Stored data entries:

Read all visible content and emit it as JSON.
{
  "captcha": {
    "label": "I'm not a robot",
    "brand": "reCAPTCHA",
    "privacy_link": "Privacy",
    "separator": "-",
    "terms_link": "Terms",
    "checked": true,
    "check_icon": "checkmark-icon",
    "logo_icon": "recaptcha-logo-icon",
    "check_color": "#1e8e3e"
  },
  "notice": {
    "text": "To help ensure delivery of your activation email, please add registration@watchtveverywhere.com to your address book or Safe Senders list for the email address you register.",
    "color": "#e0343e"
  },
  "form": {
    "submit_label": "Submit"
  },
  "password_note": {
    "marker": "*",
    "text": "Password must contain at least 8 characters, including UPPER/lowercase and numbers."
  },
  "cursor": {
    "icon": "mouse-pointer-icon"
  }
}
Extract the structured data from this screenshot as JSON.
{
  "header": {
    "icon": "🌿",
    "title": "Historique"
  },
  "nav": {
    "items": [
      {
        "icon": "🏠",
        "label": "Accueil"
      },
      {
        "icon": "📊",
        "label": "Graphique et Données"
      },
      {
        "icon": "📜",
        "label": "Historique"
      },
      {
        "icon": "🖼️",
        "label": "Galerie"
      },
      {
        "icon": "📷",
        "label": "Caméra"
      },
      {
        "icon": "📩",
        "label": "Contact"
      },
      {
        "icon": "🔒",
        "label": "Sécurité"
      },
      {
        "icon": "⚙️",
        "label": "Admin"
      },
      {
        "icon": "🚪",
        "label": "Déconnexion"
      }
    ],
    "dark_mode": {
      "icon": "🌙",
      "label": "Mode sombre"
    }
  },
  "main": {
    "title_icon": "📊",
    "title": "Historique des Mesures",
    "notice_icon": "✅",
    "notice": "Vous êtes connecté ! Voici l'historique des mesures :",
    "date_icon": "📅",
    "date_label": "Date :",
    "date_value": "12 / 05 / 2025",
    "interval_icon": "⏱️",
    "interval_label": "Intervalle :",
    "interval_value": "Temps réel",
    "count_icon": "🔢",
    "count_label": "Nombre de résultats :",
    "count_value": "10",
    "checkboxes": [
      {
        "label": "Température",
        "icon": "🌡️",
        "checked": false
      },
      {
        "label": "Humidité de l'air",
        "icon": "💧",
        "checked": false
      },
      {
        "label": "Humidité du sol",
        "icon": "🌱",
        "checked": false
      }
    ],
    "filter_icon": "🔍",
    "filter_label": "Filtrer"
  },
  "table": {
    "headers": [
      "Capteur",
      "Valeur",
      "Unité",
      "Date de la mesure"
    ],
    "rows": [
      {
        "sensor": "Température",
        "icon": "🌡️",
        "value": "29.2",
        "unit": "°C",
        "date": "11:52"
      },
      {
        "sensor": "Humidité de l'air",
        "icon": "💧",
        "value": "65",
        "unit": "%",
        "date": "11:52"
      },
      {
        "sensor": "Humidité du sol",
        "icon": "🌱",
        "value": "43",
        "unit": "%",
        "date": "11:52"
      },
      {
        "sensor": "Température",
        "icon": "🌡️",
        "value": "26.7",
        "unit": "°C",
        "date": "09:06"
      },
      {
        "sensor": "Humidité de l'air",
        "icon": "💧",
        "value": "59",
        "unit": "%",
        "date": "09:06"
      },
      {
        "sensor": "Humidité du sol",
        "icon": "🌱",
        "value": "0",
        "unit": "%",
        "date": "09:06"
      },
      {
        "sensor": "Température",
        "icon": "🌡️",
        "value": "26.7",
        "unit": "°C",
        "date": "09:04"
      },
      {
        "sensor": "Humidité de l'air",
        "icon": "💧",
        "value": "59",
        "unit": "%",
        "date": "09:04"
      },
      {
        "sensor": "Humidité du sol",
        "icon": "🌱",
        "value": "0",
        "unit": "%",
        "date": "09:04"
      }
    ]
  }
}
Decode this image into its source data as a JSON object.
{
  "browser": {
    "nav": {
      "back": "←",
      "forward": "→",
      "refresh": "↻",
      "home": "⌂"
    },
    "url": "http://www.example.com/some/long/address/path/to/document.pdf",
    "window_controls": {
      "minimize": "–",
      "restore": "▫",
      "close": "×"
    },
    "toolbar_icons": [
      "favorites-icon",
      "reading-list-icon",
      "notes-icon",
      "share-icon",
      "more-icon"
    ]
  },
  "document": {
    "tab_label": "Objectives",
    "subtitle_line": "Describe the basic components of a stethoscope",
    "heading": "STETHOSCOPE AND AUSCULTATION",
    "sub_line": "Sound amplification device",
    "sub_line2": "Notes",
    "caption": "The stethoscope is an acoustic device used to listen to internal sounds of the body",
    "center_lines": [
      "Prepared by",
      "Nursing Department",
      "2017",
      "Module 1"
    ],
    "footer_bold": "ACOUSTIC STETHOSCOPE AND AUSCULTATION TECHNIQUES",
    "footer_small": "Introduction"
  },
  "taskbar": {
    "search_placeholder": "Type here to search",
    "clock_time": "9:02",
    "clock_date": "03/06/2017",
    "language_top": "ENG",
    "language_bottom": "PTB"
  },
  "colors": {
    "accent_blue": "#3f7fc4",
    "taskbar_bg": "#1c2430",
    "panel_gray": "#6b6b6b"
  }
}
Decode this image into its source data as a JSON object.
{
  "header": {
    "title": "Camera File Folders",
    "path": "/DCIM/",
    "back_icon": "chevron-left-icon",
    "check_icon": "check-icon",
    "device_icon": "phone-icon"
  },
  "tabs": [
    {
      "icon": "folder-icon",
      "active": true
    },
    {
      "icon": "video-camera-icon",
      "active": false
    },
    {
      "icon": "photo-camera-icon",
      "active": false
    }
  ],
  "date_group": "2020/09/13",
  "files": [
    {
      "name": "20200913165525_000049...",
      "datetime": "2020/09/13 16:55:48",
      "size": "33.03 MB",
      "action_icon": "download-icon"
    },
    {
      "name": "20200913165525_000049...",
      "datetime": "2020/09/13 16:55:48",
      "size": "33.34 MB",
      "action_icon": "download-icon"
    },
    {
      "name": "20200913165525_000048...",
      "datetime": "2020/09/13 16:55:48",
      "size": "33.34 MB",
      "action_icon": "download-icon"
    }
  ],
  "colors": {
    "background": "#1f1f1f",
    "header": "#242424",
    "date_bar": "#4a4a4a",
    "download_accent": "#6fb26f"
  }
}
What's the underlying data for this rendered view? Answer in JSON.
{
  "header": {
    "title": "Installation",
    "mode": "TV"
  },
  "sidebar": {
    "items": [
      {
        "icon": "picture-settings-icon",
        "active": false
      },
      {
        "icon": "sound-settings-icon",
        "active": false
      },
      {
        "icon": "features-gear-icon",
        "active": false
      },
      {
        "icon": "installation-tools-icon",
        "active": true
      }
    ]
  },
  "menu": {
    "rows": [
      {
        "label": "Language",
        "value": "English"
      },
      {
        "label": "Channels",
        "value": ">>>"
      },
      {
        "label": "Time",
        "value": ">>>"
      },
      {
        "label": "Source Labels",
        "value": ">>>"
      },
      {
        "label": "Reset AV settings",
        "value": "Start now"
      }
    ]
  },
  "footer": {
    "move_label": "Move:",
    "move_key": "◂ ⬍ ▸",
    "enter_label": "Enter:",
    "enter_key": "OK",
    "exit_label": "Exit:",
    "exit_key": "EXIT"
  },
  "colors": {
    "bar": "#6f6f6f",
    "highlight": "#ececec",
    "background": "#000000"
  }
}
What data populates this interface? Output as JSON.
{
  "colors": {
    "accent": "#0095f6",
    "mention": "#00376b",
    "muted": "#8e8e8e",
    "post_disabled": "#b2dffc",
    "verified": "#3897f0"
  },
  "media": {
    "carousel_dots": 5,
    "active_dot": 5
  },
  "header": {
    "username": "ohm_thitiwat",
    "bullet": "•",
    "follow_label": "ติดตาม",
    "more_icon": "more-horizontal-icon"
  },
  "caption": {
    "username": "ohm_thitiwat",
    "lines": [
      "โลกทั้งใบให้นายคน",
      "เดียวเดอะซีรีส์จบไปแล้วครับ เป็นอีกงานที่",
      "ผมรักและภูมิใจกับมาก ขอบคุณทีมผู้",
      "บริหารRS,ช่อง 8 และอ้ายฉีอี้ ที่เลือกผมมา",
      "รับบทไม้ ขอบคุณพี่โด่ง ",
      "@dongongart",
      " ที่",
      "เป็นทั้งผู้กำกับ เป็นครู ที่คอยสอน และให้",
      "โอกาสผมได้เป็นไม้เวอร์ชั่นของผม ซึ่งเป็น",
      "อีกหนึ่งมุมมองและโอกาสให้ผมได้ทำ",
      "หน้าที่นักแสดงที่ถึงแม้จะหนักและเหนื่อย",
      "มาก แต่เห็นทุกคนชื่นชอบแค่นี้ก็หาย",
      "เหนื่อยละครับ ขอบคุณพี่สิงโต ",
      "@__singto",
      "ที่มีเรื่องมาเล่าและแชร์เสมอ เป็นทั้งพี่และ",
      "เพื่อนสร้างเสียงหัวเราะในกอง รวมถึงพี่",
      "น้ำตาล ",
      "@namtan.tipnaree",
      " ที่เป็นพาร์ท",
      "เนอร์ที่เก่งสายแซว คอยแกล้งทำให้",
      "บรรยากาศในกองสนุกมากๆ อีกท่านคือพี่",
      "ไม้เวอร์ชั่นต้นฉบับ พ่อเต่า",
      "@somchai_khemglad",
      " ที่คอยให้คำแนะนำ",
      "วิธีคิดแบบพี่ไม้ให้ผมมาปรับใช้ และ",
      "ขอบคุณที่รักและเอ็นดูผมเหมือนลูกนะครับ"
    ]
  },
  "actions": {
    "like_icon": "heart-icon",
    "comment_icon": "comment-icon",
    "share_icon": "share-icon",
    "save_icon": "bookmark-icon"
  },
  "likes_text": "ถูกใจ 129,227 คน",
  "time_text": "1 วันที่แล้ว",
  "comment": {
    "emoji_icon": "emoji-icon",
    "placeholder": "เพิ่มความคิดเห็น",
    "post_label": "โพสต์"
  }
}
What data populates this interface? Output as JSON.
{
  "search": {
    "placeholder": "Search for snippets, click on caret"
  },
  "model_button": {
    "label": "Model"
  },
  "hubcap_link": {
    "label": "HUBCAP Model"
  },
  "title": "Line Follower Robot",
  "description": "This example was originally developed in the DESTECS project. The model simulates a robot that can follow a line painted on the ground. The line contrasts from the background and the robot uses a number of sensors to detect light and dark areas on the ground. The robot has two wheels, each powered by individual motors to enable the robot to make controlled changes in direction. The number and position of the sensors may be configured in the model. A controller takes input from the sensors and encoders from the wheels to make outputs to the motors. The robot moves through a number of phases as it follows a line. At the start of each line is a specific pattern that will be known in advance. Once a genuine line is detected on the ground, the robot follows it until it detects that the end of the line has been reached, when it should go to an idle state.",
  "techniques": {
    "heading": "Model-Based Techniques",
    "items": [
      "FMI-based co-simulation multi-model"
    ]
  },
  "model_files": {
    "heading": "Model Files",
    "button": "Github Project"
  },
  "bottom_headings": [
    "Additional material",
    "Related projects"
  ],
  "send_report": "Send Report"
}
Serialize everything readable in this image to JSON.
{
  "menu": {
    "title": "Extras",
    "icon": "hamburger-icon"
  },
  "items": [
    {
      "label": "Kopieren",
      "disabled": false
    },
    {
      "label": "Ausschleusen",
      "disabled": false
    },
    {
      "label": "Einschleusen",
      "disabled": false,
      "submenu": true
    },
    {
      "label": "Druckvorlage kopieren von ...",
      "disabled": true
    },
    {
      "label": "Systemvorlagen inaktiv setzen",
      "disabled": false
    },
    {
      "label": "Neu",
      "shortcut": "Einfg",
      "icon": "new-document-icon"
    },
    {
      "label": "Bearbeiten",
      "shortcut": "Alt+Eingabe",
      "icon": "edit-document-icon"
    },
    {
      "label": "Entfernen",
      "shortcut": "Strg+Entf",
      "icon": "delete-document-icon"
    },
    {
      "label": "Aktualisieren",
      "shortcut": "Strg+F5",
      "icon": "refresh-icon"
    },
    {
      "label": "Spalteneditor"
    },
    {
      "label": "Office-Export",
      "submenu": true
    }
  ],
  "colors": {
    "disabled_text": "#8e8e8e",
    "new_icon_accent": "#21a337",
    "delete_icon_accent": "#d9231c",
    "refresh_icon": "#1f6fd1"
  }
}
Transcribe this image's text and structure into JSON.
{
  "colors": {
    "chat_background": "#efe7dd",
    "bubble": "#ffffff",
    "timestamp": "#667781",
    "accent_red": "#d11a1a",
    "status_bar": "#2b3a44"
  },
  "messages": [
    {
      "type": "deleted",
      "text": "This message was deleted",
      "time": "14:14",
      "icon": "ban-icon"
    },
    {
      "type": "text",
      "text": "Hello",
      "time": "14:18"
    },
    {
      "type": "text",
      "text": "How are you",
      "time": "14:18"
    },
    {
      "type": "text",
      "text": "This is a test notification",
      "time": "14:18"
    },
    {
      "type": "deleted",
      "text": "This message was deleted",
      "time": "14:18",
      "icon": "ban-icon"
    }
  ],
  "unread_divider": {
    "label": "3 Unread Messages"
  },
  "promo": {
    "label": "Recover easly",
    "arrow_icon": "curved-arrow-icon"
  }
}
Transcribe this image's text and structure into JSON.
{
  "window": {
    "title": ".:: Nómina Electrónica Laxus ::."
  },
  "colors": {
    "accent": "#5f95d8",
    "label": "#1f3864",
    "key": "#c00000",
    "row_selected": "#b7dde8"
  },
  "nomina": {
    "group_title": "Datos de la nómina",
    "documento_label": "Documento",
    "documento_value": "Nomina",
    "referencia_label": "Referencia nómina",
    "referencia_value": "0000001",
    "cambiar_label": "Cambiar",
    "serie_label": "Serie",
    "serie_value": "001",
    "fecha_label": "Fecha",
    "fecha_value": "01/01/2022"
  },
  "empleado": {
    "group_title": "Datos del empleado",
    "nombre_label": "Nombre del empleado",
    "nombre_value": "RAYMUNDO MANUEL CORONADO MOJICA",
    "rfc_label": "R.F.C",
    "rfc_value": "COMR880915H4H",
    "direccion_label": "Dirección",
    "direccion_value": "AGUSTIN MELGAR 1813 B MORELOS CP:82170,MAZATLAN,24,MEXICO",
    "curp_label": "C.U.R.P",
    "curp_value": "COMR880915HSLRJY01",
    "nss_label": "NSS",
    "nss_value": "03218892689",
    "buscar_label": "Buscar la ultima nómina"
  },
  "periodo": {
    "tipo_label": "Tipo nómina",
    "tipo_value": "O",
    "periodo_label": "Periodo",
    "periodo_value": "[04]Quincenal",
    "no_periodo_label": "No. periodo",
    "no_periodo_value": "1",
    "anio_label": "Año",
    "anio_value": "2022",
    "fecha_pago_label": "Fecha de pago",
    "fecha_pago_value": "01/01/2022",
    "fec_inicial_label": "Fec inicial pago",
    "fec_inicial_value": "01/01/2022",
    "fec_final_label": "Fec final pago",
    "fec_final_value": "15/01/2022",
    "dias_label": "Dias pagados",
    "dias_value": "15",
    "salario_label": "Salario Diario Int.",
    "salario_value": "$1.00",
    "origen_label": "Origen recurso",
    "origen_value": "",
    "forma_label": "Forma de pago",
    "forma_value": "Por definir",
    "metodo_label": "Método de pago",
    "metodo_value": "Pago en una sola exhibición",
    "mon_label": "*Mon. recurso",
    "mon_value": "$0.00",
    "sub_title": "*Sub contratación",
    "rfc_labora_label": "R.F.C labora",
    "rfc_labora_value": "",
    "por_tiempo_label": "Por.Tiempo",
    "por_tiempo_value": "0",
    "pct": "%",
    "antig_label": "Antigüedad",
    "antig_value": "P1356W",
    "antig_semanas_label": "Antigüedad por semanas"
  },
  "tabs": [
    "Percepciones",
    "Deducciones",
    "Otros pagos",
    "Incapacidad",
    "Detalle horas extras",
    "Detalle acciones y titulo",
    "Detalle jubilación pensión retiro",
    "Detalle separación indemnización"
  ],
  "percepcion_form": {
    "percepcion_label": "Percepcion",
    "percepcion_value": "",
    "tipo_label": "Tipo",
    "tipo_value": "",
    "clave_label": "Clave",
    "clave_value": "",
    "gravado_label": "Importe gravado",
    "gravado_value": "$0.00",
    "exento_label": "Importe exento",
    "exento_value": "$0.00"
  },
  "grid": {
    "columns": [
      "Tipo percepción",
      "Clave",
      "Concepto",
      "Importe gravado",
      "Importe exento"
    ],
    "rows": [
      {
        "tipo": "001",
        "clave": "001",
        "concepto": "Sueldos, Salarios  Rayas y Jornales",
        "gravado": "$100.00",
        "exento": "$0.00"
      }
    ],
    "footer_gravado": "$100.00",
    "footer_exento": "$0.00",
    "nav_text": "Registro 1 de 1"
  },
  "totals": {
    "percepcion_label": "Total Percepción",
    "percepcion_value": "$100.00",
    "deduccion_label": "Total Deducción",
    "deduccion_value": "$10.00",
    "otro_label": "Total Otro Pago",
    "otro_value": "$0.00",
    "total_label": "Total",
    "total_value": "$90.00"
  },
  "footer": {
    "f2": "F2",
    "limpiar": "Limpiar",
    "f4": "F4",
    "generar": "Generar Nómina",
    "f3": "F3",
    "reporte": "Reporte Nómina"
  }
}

▶ Your task: Look through the entries above; copy every line holding the string "AUSCULTATION".

▶ Expected answer:
    "heading": "STETHOSCOPE AND AUSCULTATION",
    "footer_bold": "ACOUSTIC STETHOSCOPE AND AUSCULTATION TECHNIQUES",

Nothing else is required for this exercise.